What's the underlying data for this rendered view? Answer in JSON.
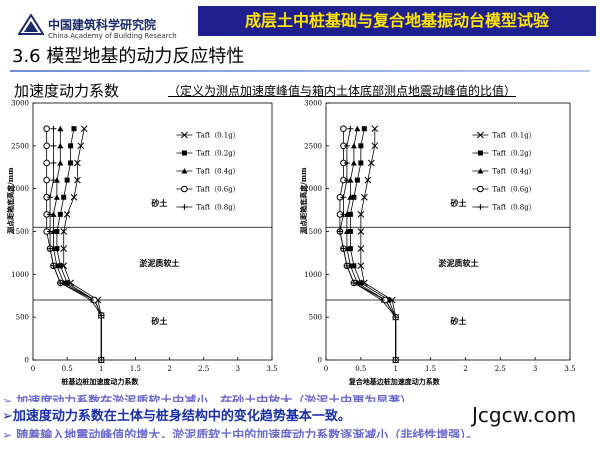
{
  "header": {
    "logo_cn": "中国建筑科学研究院",
    "logo_en": "China Academy of Building Research",
    "title": "成层土中桩基础与复合地基振动台模型试验"
  },
  "section_title": "3.6 模型地基的动力反应特性",
  "subtitle": {
    "main": "加速度动力系数",
    "note": "（定义为测点加速度峰值与箱内土体底部测点地震动峰值的比值）"
  },
  "bullets": {
    "top": "➢ 加速度动力系数在淤泥质软土中减小，在砂土中放大（淤泥土中更为显著）。",
    "middle": "➢加速度动力系数在土体与桩身结构中的变化趋势基本一致。",
    "bottom": "➢ 随着输入地震动峰值的增大，淤泥质软土中的加速度动力系数逐渐减小（非线性增强）。"
  },
  "watermark": "Jcgcw.com",
  "chart_data": [
    {
      "type": "line",
      "title": "",
      "xlabel": "桩基边桩加速度动力系数",
      "ylabel": "测点距箱底高度/mm",
      "xlim": [
        0,
        3.5
      ],
      "ylim": [
        0,
        3000
      ],
      "xticks": [
        "0",
        "0.5",
        "1",
        "1.5",
        "2",
        "2.5",
        "3",
        "3.5"
      ],
      "yticks": [
        "0",
        "500",
        "1000",
        "1500",
        "2000",
        "2500",
        "3000"
      ],
      "grid": false,
      "legend_position": "top-right",
      "layer_lines_y": [
        1550,
        700
      ],
      "layer_labels": [
        {
          "text": "砂土",
          "x": 1.85,
          "y": 1800
        },
        {
          "text": "淤泥质软土",
          "x": 1.85,
          "y": 1100
        },
        {
          "text": "砂土",
          "x": 1.85,
          "y": 420
        }
      ],
      "series": [
        {
          "name": "Taft（0.1g）",
          "marker": "x",
          "points": [
            [
              0,
              1
            ],
            [
              520,
              1
            ],
            [
              700,
              0.95
            ],
            [
              900,
              0.55
            ],
            [
              1100,
              0.45
            ],
            [
              1300,
              0.45
            ],
            [
              1500,
              0.45
            ],
            [
              1700,
              0.5
            ],
            [
              1900,
              0.6
            ],
            [
              2100,
              0.65
            ],
            [
              2300,
              0.65
            ],
            [
              2500,
              0.7
            ],
            [
              2700,
              0.75
            ]
          ]
        },
        {
          "name": "Taft（0.2g）",
          "marker": "square",
          "points": [
            [
              0,
              1
            ],
            [
              520,
              1
            ],
            [
              700,
              0.9
            ],
            [
              900,
              0.5
            ],
            [
              1100,
              0.4
            ],
            [
              1300,
              0.35
            ],
            [
              1500,
              0.35
            ],
            [
              1700,
              0.4
            ],
            [
              1900,
              0.45
            ],
            [
              2100,
              0.5
            ],
            [
              2300,
              0.55
            ],
            [
              2500,
              0.55
            ],
            [
              2700,
              0.6
            ]
          ]
        },
        {
          "name": "Taft（0.4g）",
          "marker": "triangle",
          "points": [
            [
              0,
              1
            ],
            [
              520,
              1
            ],
            [
              700,
              0.9
            ],
            [
              900,
              0.45
            ],
            [
              1100,
              0.35
            ],
            [
              1300,
              0.3
            ],
            [
              1500,
              0.3
            ],
            [
              1700,
              0.3
            ],
            [
              1900,
              0.35
            ],
            [
              2100,
              0.35
            ],
            [
              2300,
              0.4
            ],
            [
              2500,
              0.4
            ],
            [
              2700,
              0.4
            ]
          ]
        },
        {
          "name": "Taft（0.6g）",
          "marker": "circle",
          "points": [
            [
              0,
              1
            ],
            [
              520,
              1
            ],
            [
              700,
              0.9
            ],
            [
              900,
              0.4
            ],
            [
              1100,
              0.3
            ],
            [
              1300,
              0.25
            ],
            [
              1500,
              0.2
            ],
            [
              1700,
              0.2
            ],
            [
              1900,
              0.2
            ],
            [
              2100,
              0.2
            ],
            [
              2300,
              0.2
            ],
            [
              2500,
              0.2
            ],
            [
              2700,
              0.2
            ]
          ]
        },
        {
          "name": "Taft（0.8g）",
          "marker": "plus",
          "points": [
            [
              0,
              1
            ],
            [
              520,
              1
            ],
            [
              700,
              0.85
            ],
            [
              900,
              0.4
            ],
            [
              1100,
              0.3
            ],
            [
              1300,
              0.25
            ],
            [
              1500,
              0.25
            ],
            [
              1700,
              0.25
            ],
            [
              1900,
              0.25
            ],
            [
              2100,
              0.3
            ],
            [
              2300,
              0.3
            ],
            [
              2500,
              0.3
            ],
            [
              2700,
              0.3
            ]
          ]
        }
      ]
    },
    {
      "type": "line",
      "title": "",
      "xlabel": "复合地基边桩加速度动力系数",
      "ylabel": "测点距箱底高度/mm",
      "xlim": [
        0,
        3.5
      ],
      "ylim": [
        0,
        3000
      ],
      "xticks": [
        "0",
        "0.5",
        "1",
        "1.5",
        "2",
        "2.5",
        "3",
        "3.5"
      ],
      "yticks": [
        "0",
        "500",
        "1000",
        "1500",
        "2000",
        "2500",
        "3000"
      ],
      "grid": false,
      "legend_position": "top-right",
      "layer_lines_y": [
        1550,
        700
      ],
      "layer_labels": [
        {
          "text": "砂土",
          "x": 1.9,
          "y": 1800
        },
        {
          "text": "淤泥质软土",
          "x": 1.9,
          "y": 1100
        },
        {
          "text": "砂土",
          "x": 1.9,
          "y": 420
        }
      ],
      "series": [
        {
          "name": "Taft（0.1g）",
          "marker": "x",
          "points": [
            [
              0,
              1
            ],
            [
              500,
              1
            ],
            [
              700,
              0.95
            ],
            [
              900,
              0.55
            ],
            [
              1100,
              0.5
            ],
            [
              1300,
              0.5
            ],
            [
              1500,
              0.5
            ],
            [
              1700,
              0.5
            ],
            [
              1900,
              0.55
            ],
            [
              2100,
              0.6
            ],
            [
              2300,
              0.65
            ],
            [
              2500,
              0.7
            ],
            [
              2700,
              0.7
            ]
          ]
        },
        {
          "name": "Taft（0.2g）",
          "marker": "square",
          "points": [
            [
              0,
              1
            ],
            [
              500,
              1
            ],
            [
              700,
              0.9
            ],
            [
              900,
              0.5
            ],
            [
              1100,
              0.4
            ],
            [
              1300,
              0.35
            ],
            [
              1500,
              0.35
            ],
            [
              1700,
              0.35
            ],
            [
              1900,
              0.4
            ],
            [
              2100,
              0.45
            ],
            [
              2300,
              0.5
            ],
            [
              2500,
              0.5
            ],
            [
              2700,
              0.55
            ]
          ]
        },
        {
          "name": "Taft（0.4g）",
          "marker": "triangle",
          "points": [
            [
              0,
              1
            ],
            [
              500,
              1
            ],
            [
              700,
              0.85
            ],
            [
              900,
              0.45
            ],
            [
              1100,
              0.35
            ],
            [
              1300,
              0.3
            ],
            [
              1500,
              0.3
            ],
            [
              1700,
              0.3
            ],
            [
              1900,
              0.35
            ],
            [
              2100,
              0.35
            ],
            [
              2300,
              0.4
            ],
            [
              2500,
              0.4
            ],
            [
              2700,
              0.45
            ]
          ]
        },
        {
          "name": "Taft（0.6g）",
          "marker": "circle",
          "points": [
            [
              0,
              1
            ],
            [
              500,
              1
            ],
            [
              700,
              0.85
            ],
            [
              900,
              0.4
            ],
            [
              1100,
              0.3
            ],
            [
              1300,
              0.25
            ],
            [
              1500,
              0.2
            ],
            [
              1700,
              0.2
            ],
            [
              1900,
              0.2
            ],
            [
              2100,
              0.25
            ],
            [
              2300,
              0.25
            ],
            [
              2500,
              0.25
            ],
            [
              2700,
              0.25
            ]
          ]
        },
        {
          "name": "Taft（0.8g）",
          "marker": "plus",
          "points": [
            [
              0,
              1
            ],
            [
              500,
              1
            ],
            [
              700,
              0.8
            ],
            [
              900,
              0.4
            ],
            [
              1100,
              0.3
            ],
            [
              1300,
              0.25
            ],
            [
              1500,
              0.2
            ],
            [
              1700,
              0.25
            ],
            [
              1900,
              0.25
            ],
            [
              2100,
              0.3
            ],
            [
              2300,
              0.3
            ],
            [
              2500,
              0.3
            ],
            [
              2700,
              0.35
            ]
          ]
        }
      ]
    }
  ]
}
+---+
AIM ::
From the entries above, list each line with "xlabel" in it.

RESPONSE ::
      "xlabel": "桩基边桩加速度动力系数",
      "xlabel": "复合地基边桩加速度动力系数",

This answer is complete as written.